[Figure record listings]
** begin **

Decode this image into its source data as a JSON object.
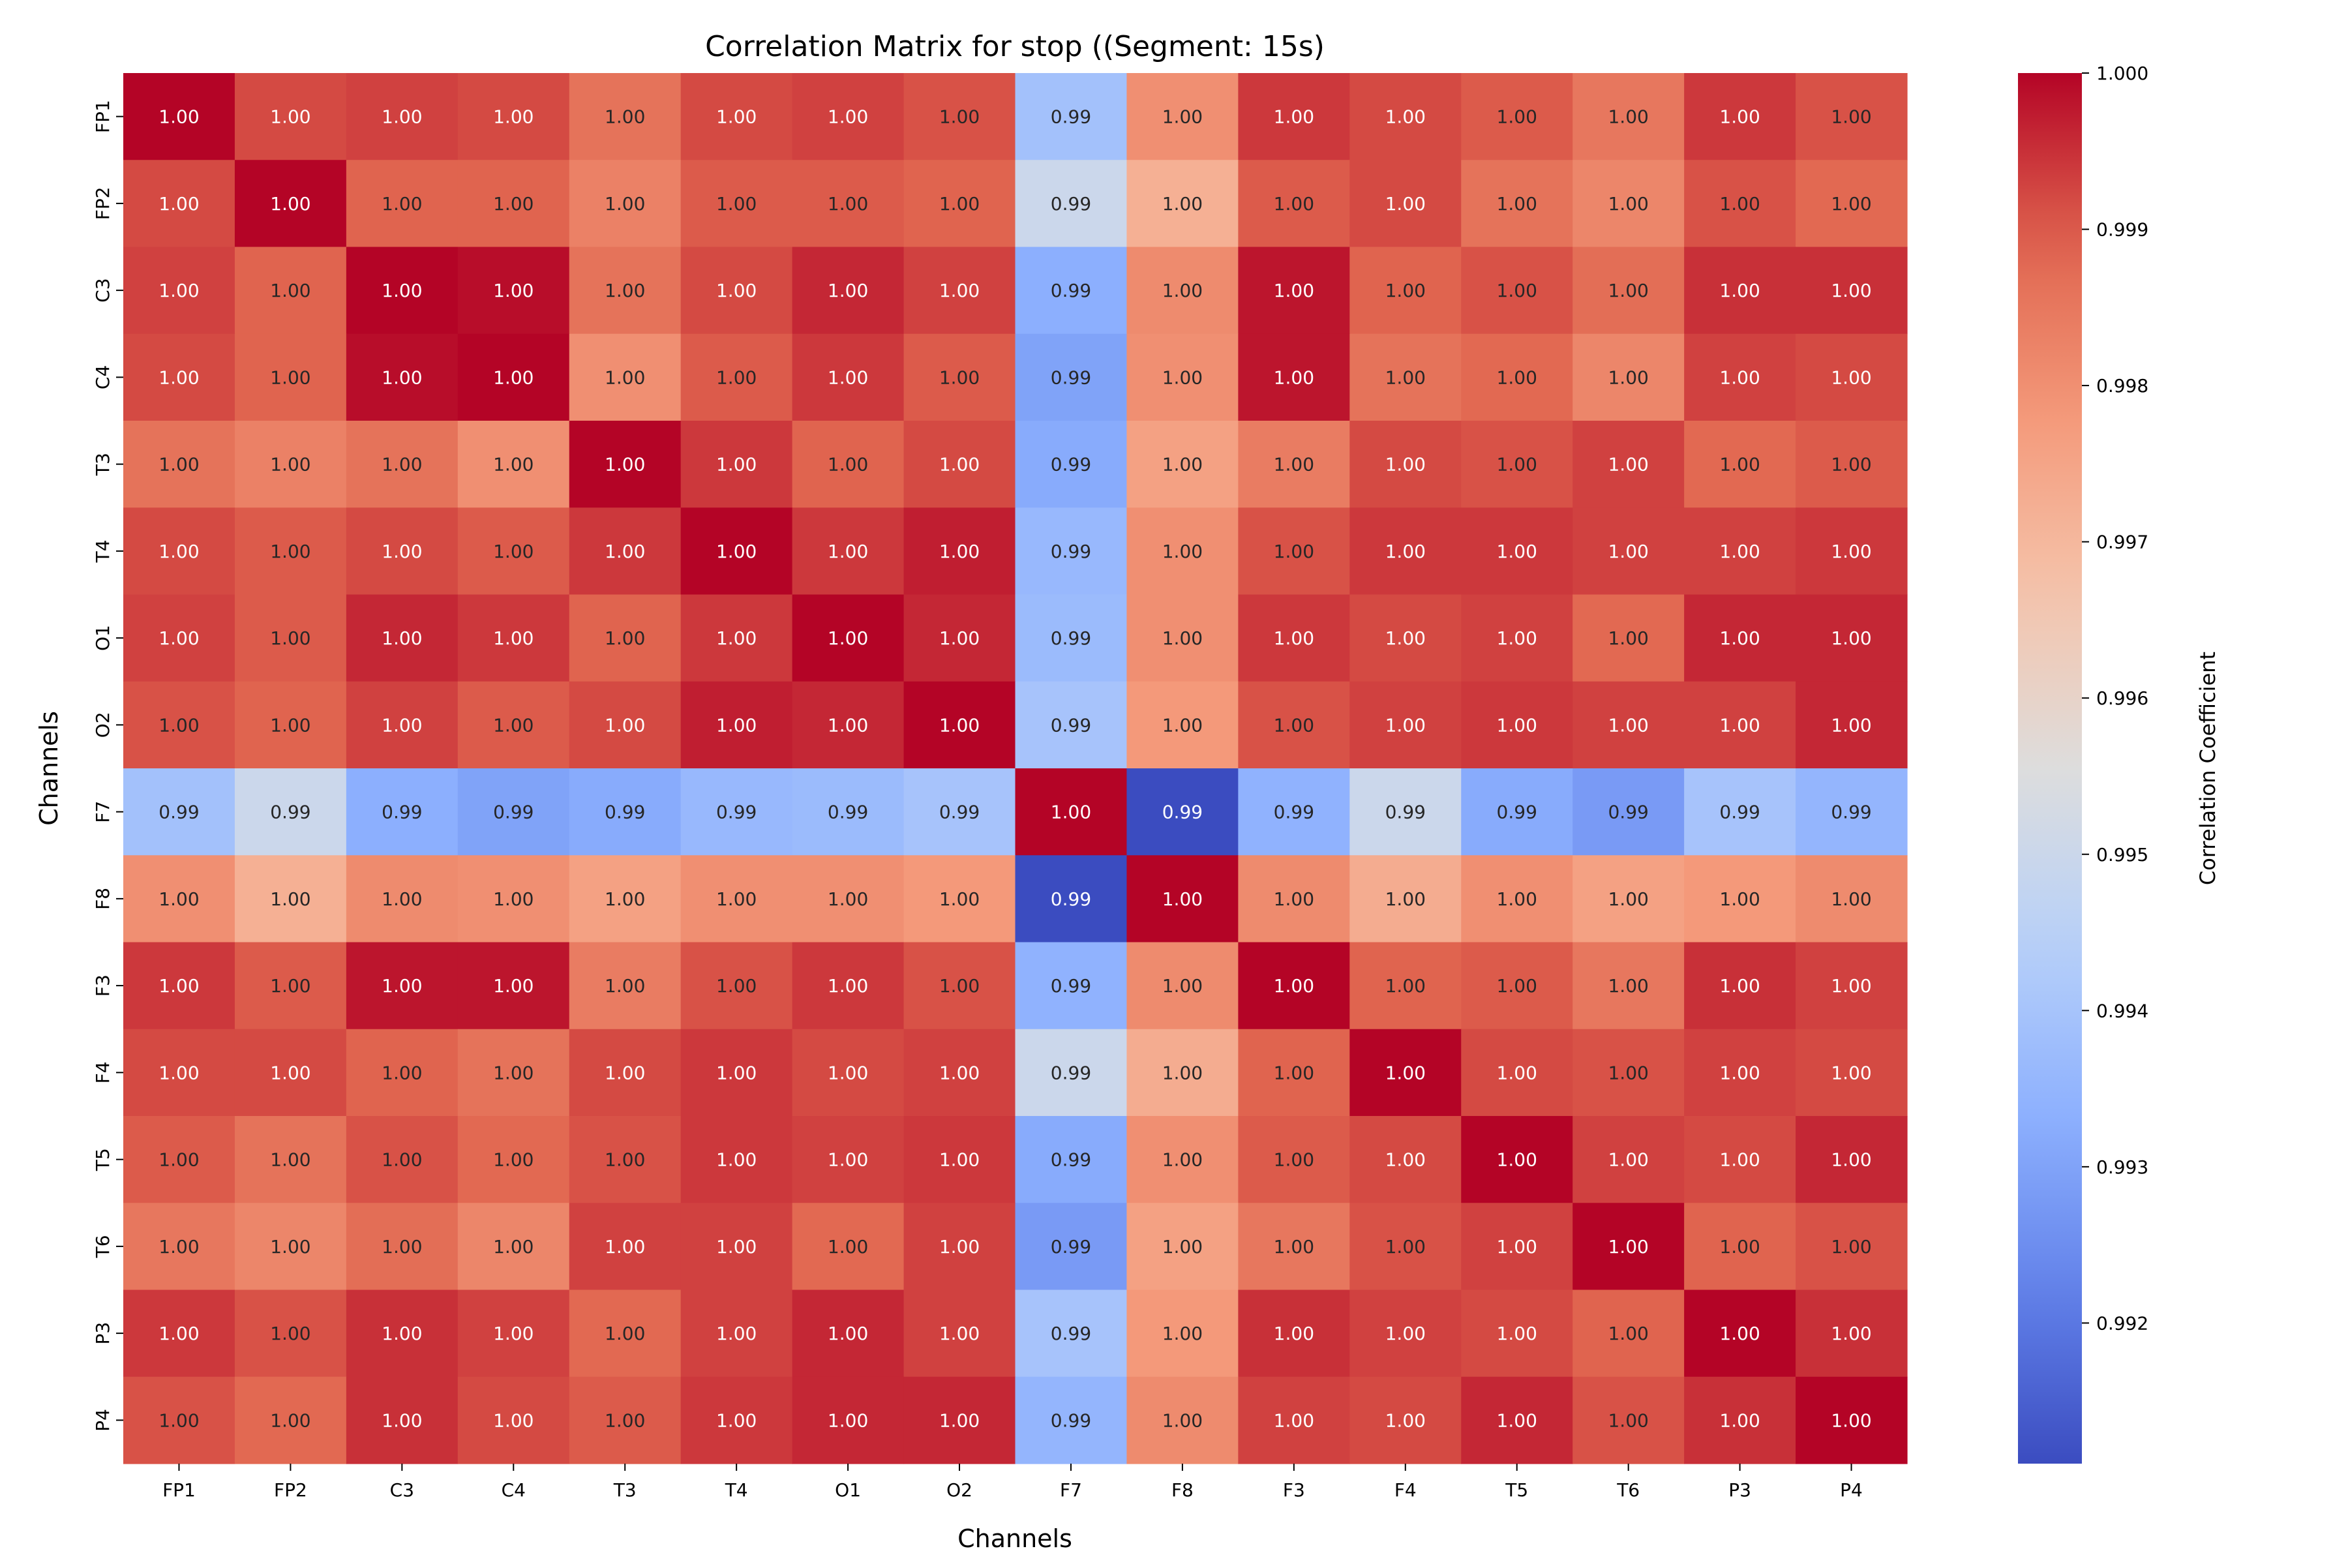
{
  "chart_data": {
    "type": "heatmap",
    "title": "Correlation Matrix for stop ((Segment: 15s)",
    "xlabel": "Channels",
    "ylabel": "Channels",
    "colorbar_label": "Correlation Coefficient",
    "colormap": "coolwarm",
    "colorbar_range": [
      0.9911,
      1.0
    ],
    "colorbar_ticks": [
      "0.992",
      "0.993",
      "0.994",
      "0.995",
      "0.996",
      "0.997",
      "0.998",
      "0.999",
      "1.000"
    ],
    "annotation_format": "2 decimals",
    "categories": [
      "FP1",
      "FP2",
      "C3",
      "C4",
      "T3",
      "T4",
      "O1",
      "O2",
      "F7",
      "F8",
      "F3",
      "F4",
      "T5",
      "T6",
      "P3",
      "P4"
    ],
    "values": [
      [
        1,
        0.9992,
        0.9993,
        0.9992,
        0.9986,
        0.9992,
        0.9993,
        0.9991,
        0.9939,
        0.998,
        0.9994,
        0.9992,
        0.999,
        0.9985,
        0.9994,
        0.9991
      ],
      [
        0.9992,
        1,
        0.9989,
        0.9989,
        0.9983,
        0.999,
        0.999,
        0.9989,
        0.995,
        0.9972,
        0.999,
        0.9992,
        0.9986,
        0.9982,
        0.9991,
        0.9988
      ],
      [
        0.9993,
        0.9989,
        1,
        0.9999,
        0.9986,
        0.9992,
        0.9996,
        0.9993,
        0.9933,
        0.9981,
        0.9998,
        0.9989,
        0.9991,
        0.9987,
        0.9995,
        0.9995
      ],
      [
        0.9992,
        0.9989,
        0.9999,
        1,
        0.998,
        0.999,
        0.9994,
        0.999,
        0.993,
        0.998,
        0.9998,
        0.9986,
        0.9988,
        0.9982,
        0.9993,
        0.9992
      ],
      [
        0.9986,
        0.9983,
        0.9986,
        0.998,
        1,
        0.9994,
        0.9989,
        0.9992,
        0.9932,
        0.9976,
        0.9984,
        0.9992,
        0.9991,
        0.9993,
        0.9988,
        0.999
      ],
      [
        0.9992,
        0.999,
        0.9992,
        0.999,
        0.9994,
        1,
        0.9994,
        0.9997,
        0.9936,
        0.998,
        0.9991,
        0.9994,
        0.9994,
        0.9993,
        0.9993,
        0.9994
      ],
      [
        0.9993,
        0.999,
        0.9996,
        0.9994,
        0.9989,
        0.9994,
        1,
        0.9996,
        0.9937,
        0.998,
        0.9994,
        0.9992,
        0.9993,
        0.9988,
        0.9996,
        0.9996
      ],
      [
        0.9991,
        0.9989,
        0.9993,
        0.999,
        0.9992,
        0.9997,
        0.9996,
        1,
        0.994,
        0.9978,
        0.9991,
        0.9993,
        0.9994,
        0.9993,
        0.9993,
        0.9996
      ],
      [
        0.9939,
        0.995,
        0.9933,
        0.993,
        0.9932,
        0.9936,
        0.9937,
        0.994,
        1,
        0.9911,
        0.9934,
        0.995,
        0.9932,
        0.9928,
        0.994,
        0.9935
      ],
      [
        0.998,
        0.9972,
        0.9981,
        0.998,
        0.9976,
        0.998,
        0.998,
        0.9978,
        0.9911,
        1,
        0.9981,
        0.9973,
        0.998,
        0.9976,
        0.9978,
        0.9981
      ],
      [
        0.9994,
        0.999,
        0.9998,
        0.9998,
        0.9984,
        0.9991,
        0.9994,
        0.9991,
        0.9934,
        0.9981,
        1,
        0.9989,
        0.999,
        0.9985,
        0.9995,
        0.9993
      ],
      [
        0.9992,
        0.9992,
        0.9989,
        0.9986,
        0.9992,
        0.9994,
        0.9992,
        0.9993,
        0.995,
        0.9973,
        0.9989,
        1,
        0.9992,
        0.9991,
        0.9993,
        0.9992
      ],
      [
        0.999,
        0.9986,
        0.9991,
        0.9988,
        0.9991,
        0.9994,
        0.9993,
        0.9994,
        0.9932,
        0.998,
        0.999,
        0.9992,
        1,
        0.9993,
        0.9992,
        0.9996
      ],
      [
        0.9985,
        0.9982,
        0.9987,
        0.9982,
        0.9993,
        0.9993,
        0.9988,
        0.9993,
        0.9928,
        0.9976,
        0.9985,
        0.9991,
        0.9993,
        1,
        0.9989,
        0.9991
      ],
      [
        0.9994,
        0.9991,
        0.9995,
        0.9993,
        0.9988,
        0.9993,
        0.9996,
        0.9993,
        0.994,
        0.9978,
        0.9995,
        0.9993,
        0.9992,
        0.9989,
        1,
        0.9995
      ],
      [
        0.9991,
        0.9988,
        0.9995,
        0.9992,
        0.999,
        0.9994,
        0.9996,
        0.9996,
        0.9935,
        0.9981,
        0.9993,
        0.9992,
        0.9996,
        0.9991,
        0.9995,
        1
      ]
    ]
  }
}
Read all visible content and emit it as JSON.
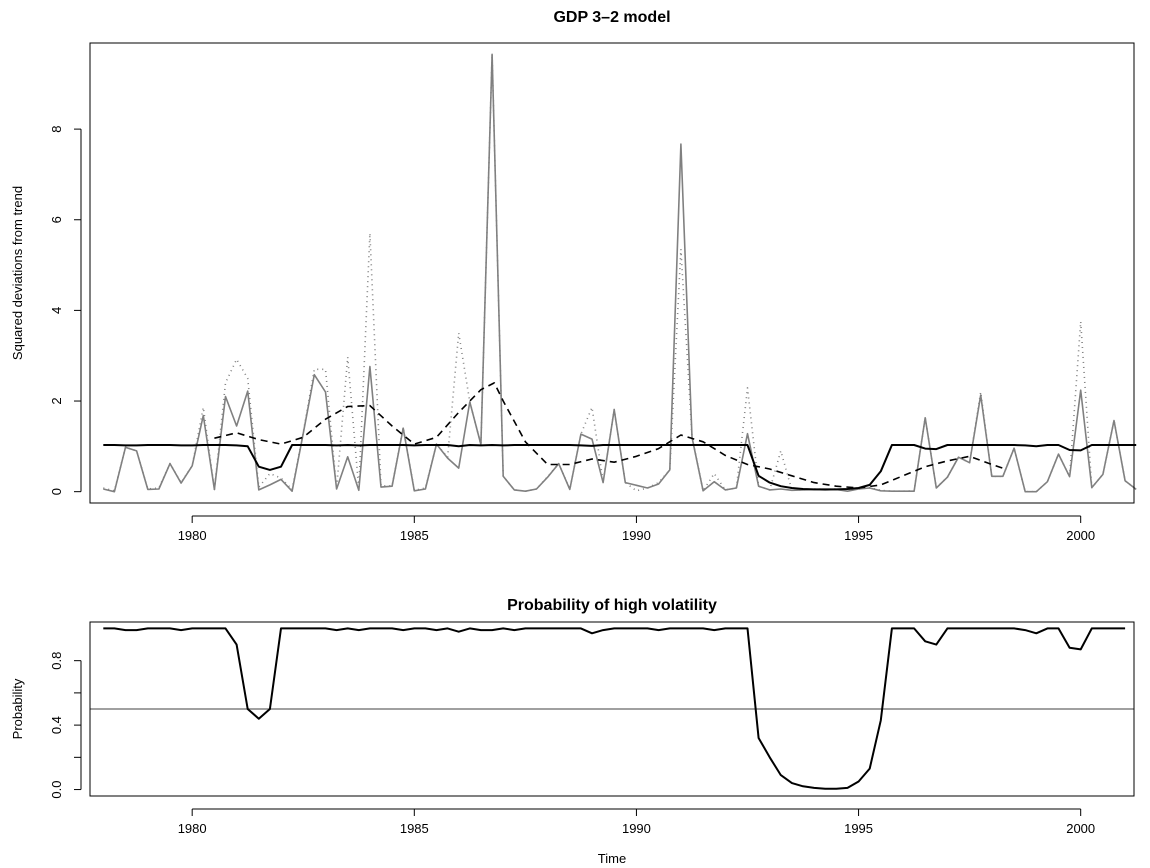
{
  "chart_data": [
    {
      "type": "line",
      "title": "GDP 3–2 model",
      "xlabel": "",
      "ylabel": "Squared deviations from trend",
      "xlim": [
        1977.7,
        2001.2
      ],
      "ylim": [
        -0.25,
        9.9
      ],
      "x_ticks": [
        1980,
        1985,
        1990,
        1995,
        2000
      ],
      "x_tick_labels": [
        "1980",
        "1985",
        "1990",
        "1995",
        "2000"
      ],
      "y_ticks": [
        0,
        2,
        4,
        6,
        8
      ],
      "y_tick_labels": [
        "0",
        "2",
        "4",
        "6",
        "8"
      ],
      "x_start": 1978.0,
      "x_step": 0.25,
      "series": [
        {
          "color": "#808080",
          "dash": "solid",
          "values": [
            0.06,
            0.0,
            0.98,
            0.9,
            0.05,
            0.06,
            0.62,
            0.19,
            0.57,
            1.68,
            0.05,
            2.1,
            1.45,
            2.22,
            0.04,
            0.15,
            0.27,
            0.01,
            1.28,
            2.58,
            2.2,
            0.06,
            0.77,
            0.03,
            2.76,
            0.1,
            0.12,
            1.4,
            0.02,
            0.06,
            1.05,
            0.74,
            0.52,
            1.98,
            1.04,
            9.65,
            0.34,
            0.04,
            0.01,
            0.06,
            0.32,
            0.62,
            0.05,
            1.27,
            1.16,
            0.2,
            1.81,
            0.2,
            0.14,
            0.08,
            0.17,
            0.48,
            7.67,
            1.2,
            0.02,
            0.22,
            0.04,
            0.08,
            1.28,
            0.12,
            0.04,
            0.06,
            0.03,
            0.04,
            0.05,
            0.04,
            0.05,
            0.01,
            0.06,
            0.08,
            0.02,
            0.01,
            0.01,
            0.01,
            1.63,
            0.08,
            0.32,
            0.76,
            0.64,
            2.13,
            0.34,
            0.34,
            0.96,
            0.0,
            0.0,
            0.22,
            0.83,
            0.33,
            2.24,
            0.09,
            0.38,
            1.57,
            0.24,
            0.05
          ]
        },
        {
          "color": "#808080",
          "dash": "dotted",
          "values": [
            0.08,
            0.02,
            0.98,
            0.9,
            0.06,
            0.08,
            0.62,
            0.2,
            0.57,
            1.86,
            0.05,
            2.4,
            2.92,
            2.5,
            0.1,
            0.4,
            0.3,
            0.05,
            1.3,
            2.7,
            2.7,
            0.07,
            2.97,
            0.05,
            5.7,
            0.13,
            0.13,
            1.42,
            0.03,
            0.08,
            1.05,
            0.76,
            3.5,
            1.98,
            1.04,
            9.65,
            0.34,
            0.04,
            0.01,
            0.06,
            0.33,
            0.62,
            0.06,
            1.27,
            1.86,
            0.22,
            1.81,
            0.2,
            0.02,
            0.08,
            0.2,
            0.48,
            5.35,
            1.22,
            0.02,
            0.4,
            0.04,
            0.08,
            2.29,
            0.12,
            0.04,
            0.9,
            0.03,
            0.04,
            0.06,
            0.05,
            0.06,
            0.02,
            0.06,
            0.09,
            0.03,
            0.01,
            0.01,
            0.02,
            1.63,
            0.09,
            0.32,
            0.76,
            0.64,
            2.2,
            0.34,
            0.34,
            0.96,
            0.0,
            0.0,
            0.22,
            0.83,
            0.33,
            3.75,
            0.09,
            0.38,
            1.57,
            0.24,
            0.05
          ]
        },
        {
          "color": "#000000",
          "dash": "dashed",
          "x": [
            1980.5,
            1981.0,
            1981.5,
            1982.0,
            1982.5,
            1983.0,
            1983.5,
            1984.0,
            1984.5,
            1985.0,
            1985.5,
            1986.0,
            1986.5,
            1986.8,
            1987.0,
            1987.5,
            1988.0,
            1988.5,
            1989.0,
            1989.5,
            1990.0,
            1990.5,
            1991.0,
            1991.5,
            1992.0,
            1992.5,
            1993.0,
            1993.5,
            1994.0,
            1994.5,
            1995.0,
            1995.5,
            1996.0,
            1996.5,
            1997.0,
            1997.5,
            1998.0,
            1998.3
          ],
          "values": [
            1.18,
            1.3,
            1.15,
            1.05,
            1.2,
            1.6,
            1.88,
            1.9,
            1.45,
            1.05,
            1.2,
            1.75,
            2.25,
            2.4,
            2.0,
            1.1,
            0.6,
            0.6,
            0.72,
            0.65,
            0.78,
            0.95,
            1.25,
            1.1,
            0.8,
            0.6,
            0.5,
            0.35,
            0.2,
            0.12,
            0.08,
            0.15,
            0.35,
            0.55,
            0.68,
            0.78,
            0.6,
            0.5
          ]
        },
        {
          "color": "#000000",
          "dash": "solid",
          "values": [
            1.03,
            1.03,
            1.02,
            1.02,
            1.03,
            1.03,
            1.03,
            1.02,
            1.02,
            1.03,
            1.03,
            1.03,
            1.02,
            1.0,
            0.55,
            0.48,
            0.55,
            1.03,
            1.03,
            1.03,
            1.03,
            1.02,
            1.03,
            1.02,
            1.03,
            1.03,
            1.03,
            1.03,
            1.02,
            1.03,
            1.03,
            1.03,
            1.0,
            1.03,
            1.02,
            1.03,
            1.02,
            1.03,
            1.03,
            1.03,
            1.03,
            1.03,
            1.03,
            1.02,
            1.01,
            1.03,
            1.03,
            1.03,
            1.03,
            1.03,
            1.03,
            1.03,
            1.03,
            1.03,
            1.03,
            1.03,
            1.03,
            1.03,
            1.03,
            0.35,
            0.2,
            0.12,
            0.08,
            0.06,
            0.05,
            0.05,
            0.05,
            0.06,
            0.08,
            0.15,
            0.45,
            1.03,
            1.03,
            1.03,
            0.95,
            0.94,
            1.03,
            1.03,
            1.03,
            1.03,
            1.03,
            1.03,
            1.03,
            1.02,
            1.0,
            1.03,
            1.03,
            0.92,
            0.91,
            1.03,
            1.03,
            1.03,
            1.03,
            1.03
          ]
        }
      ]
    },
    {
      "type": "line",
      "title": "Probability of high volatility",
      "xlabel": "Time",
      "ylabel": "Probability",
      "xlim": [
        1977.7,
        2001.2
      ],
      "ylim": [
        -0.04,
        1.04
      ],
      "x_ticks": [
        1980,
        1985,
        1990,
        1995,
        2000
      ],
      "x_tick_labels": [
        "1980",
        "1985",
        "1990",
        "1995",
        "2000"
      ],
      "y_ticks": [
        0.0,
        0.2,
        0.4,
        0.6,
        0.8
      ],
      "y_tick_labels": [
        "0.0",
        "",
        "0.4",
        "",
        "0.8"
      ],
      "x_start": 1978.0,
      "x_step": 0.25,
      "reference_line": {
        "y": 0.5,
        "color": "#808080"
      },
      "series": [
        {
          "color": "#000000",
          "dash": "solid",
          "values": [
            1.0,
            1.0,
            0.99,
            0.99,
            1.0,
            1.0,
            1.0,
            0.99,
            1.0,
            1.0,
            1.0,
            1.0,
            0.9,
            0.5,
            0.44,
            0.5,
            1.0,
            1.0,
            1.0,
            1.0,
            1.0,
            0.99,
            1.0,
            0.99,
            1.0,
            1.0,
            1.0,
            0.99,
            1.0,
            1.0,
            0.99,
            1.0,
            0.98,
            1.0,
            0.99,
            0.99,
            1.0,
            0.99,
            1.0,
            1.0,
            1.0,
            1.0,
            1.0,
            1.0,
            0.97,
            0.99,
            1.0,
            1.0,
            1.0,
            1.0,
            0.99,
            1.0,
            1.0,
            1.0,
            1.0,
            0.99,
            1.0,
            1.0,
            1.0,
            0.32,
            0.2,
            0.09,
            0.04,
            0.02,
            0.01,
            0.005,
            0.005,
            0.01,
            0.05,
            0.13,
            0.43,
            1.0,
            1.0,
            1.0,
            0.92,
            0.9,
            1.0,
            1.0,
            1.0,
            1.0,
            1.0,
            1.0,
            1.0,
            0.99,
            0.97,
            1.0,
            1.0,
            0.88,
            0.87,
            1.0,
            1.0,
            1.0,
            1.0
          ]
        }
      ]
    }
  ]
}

** end **

EXERCISE PROMPT:
Count how many lines in the data above hold the string "title", and give the number with no other words.

RESPONSE FOR THIS EXERCISE:
3